▸ **PROVIDED DATA**:

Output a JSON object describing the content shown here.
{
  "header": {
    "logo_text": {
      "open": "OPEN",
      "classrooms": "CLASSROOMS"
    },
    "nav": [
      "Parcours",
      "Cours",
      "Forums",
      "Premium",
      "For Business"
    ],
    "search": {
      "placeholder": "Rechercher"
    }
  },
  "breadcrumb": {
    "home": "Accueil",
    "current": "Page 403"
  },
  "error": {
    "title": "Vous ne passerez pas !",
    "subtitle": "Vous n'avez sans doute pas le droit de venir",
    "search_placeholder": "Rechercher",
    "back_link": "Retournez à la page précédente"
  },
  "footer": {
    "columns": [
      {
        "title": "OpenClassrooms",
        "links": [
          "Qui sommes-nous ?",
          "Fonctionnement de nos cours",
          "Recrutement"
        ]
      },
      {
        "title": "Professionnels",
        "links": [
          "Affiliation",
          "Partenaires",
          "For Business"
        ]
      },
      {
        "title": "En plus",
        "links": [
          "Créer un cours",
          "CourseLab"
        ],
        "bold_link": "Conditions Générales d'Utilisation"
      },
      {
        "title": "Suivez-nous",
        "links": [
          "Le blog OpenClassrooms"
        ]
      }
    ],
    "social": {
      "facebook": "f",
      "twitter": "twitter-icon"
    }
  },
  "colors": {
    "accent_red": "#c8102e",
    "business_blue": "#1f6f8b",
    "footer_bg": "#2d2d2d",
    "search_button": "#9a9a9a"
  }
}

▸ **WRITTEN TASK**:
Collect each line holding the string "OpenClassrooms".

▸ **ANSWER TO THE TASK**:
        "title": "OpenClassrooms",
          "Le blog OpenClassrooms"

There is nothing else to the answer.